Problem to solve => Without the pictures, set down every line of the data exactly.

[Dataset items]
»»

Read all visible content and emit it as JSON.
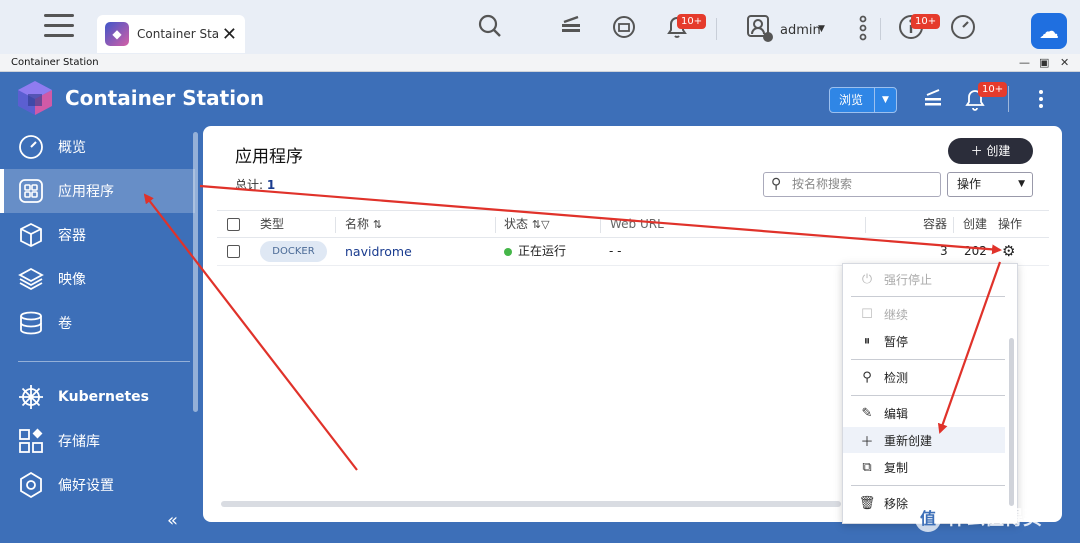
{
  "os_bar": {
    "tab_label": "Container Sta...",
    "notification_badge": "10+",
    "user_name": "admin",
    "info_badge": "10+"
  },
  "window": {
    "title": "Container Station"
  },
  "app_header": {
    "title": "Container Station",
    "browse_label": "浏览",
    "notification_badge": "10+"
  },
  "sidebar": {
    "items": [
      {
        "label": "概览",
        "icon": "gauge-icon"
      },
      {
        "label": "应用程序",
        "icon": "apps-grid-icon",
        "active": true
      },
      {
        "label": "容器",
        "icon": "cube-icon"
      },
      {
        "label": "映像",
        "icon": "layers-icon"
      },
      {
        "label": "卷",
        "icon": "database-icon"
      }
    ],
    "section2": [
      {
        "label": "Kubernetes",
        "icon": "helm-wheel-icon"
      },
      {
        "label": "存储库",
        "icon": "repository-icon"
      },
      {
        "label": "偏好设置",
        "icon": "gear-icon"
      }
    ]
  },
  "main": {
    "title": "应用程序",
    "create_label": "创建",
    "total_label": "总计:",
    "total_value": "1",
    "search_placeholder": "按名称搜索",
    "operation_label": "操作",
    "columns": {
      "type": "类型",
      "name": "名称",
      "status": "状态",
      "web_url": "Web URL",
      "containers": "容器",
      "created": "创建",
      "actions": "操作"
    },
    "rows": [
      {
        "type": "DOCKER",
        "name": "navidrome",
        "status": "正在运行",
        "web_url": "- -",
        "containers": "3",
        "created": "202"
      }
    ]
  },
  "context_menu": {
    "items": [
      {
        "label": "强行停止",
        "icon": "power-icon",
        "disabled": true
      },
      {
        "label": "继续",
        "icon": "resume-icon",
        "disabled": true
      },
      {
        "label": "暂停",
        "icon": "pause-icon"
      },
      {
        "label": "检测",
        "icon": "search-icon"
      },
      {
        "label": "编辑",
        "icon": "edit-icon"
      },
      {
        "label": "重新创建",
        "icon": "plus-icon",
        "highlighted": true
      },
      {
        "label": "复制",
        "icon": "copy-icon"
      },
      {
        "label": "移除",
        "icon": "trash-icon"
      }
    ]
  },
  "watermark": "什么值得买",
  "colors": {
    "accent": "#1f6fe0",
    "sidebar_bg": "#3d6fb8",
    "running": "#45b649",
    "annotation": "#e0322a"
  }
}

««

Worked answer =>
Read all visible content and emit it as JSON.
{
  "os_bar": {
    "tab_label": "Container Sta...",
    "notification_badge": "10+",
    "user_name": "admin",
    "info_badge": "10+"
  },
  "window": {
    "title": "Container Station"
  },
  "app_header": {
    "title": "Container Station",
    "browse_label": "浏览",
    "notification_badge": "10+"
  },
  "sidebar": {
    "items": [
      {
        "label": "概览",
        "icon": "gauge-icon"
      },
      {
        "label": "应用程序",
        "icon": "apps-grid-icon",
        "active": true
      },
      {
        "label": "容器",
        "icon": "cube-icon"
      },
      {
        "label": "映像",
        "icon": "layers-icon"
      },
      {
        "label": "卷",
        "icon": "database-icon"
      }
    ],
    "section2": [
      {
        "label": "Kubernetes",
        "icon": "helm-wheel-icon"
      },
      {
        "label": "存储库",
        "icon": "repository-icon"
      },
      {
        "label": "偏好设置",
        "icon": "gear-icon"
      }
    ]
  },
  "main": {
    "title": "应用程序",
    "create_label": "创建",
    "total_label": "总计:",
    "total_value": "1",
    "search_placeholder": "按名称搜索",
    "operation_label": "操作",
    "columns": {
      "type": "类型",
      "name": "名称",
      "status": "状态",
      "web_url": "Web URL",
      "containers": "容器",
      "created": "创建",
      "actions": "操作"
    },
    "rows": [
      {
        "type": "DOCKER",
        "name": "navidrome",
        "status": "正在运行",
        "web_url": "- -",
        "containers": "3",
        "created": "202"
      }
    ]
  },
  "context_menu": {
    "items": [
      {
        "label": "强行停止",
        "icon": "power-icon",
        "disabled": true
      },
      {
        "label": "继续",
        "icon": "resume-icon",
        "disabled": true
      },
      {
        "label": "暂停",
        "icon": "pause-icon"
      },
      {
        "label": "检测",
        "icon": "search-icon"
      },
      {
        "label": "编辑",
        "icon": "edit-icon"
      },
      {
        "label": "重新创建",
        "icon": "plus-icon",
        "highlighted": true
      },
      {
        "label": "复制",
        "icon": "copy-icon"
      },
      {
        "label": "移除",
        "icon": "trash-icon"
      }
    ]
  },
  "watermark": "什么值得买",
  "colors": {
    "accent": "#1f6fe0",
    "sidebar_bg": "#3d6fb8",
    "running": "#45b649",
    "annotation": "#e0322a"
  }
}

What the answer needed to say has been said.